In the subsections that follow, we assess the techno-economic data and the model representations with respect to deployment patterns. First, we explore the technoeconomic parameterization of bioenergy technologies across models, comparing the assumptions and their projected development to literature and expert opinion. We then use these parameters together with model-specific projections for feedstock costs, carbon price, and emission factors, to calculate LCOEs across technologies and models. Finally, the calculated LCOEs are contrasted to bioenergy deployment levels, and we discuss the bioenergy strategies adopted and their relationship to each model’s technology specification.

4.1 Assessing bioenergy cost parameters

Figure 2 shows capital costs and conversion efficiency assumptions for bioenergy technologies in 2020. The figure also shows corresponding data from literature reviews—either for existing facilities or from detailed techno-economic analyses (Gerssen-Gondelach et al. 2014; Muratori et al. 2017; Klein et al. 2011; NREL 2015; Larson et al. 2012).

Fig. 2
figure 2

Capital costs and conversion efficiencies of bioenergy technologies in 2020 across different IAMs and post-2010 literature. Note, models may have more than one instance of a given technology. Figure shows global mean for each model, regional parameters shown in Online Resource 2

Across models, we observe wide ranges of capital costs for biofuel and bioelectricity technologies. The ranges are for the most part in agreement with the literature, which also exhibits wide ranges. In the literature, the ranges represent, among other things, variation in the size of conversion facilities (i.e., larger scale facilities have lower costs) and the primary feedstocks used. IAMs typically represent technology being scale-free, implicitly assuming a certain size during parameterization, which implies that economies-of-scales are not exploited (see Klein et al. 2011). Model assumptions for the conversion efficiency of 1st generation ethanol tend to be similar across models, and in agreement with literature. For bioelectricity, advanced biofuels, and biodiesel, while both literature values and model parameters display wide ranges for both capital costs and conversion efficiencies, model assumptions tend to be slightly more optimistic (thus implicitly assuming large scale conversion facilities) but are not systematically more optimistic than results reported in bottom-up technoeconomic studies. For biohydrogen, the models tend to be quite optimistic concerning conversion efficiency.

Across models, the capital costs of CCS technologies compared to the base costs (i.e., the technology without CCS) increase by 2–242%, 10–315%, and 3–35% for electricity, liquids, and hydrogen, respectively. The penalty on conversion efficiencies (percentage points) due to the integration of CCS is 0–15%, 0–10%, and 0–12% respectively. Note that the full ranges presented here are heavily skewed; refer to Online Resource 2 for histograms of these penalties. Literature data for CCS technologies are limited to results from process modeling studies. These suggest that models are generally optimistic (especially for bioelectricity) about the additional capital cost and efficiency loss when a technology is equipped with CCS.

# # #

- To do -
**a.** Render this sentence from the bioenergy passage in Spanish: "Model assumptions for the conversion efficiency of 1st generation ethanol tend to be similar across models, and in agreement with literature."
**b.** Carry the bioenergy passage forward from its final sentence with one further paragraph.
The data that come next are separate material, unrelated to the bioenergy passage.

- Record excerpts -
# # #

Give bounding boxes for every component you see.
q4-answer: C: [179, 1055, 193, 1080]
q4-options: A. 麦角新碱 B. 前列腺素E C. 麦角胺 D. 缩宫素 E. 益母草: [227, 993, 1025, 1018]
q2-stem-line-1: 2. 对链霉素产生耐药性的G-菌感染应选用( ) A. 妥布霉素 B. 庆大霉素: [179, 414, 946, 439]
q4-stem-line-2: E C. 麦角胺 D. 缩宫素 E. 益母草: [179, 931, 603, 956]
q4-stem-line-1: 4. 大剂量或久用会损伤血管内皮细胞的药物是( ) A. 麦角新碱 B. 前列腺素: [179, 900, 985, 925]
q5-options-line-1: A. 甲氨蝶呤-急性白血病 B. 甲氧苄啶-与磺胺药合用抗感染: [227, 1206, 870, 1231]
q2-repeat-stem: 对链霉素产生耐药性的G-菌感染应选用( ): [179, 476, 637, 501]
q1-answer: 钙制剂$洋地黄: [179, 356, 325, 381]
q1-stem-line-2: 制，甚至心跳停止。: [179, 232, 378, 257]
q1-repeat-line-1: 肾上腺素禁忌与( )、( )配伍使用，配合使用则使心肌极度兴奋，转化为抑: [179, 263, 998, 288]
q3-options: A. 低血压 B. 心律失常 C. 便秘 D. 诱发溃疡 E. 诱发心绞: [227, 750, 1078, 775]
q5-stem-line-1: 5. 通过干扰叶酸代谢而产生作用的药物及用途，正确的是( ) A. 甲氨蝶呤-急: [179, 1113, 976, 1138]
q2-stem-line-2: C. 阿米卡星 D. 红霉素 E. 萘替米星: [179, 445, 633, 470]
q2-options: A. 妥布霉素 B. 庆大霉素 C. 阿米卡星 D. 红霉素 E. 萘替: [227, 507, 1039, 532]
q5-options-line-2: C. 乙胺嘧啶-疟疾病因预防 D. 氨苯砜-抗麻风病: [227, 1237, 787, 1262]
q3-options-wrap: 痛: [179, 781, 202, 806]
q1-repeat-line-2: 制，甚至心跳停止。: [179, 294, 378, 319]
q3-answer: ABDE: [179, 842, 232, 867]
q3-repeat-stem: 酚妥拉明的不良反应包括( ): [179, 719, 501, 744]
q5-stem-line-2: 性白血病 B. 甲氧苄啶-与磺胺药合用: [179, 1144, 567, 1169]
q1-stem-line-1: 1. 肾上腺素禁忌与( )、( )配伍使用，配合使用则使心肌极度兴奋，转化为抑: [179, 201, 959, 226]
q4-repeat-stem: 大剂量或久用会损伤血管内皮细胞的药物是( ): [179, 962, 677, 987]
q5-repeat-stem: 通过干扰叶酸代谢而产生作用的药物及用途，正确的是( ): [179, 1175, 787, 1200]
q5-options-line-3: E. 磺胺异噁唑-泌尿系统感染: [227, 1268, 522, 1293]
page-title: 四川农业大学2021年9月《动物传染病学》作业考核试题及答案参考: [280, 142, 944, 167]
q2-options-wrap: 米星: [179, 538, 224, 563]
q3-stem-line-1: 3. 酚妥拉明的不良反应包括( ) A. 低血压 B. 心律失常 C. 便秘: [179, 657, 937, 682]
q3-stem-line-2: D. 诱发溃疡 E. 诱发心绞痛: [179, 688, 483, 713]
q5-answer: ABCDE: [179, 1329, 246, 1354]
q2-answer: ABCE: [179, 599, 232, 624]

# # #

- Results of the exercise -
**a.** Los supuestos de los modelos sobre la eficiencia de conversión del etanol de primera generación tienden a ser similares entre los distintos modelos y concuerdan con la literatura.

**b.**
To assess projected costs and efficiencies, we compare the ranges of model results (full ranges shown, see Online Resource 2 for histograms of ranges) with an expert elicitation (Baker et al. 2015). Baker et al. (2015) gathered expert opinion on the expected future (2030) cost and efficiency of, among other things, advanced bioenergy technologies for different levels of R&D investments. For bioelectricity without CCS, the model range in 2030 for efficiency is 24–56%. According to Baker et al.’s expert elicitation, the expected efficiencies in 2030 for this technology are approximately 20–30%, 25–35%, and 30–50% for “low”, “medium”, and “high” levels of research and development respectively. Concerning nonenergy costs of bioelectricity, the expert elicitation returned ranges of 30–90, 20–70, and 20–45 $2005/MWh for “low”, “medium”, and “high” R&D levels, respectively. This compares with the model range for nonenergy costs of 11–109 $2005/MWh (with most values below 50 $2005/MWh, see Online Resource 2).Footnote 1 For bioliquids efficiency in 2030, expert elicitation ranges are 35–45%, 40–80%, and 45–75% respectively, while the model range for the equivalent technologies is 20–60%. Nonenergy costs for bioliquids in 2030 from the expert elicitation are 20–70, 15–60, and 15–55 $/2005MWh respectively, and for the models 0.2–53 $2005/MWh.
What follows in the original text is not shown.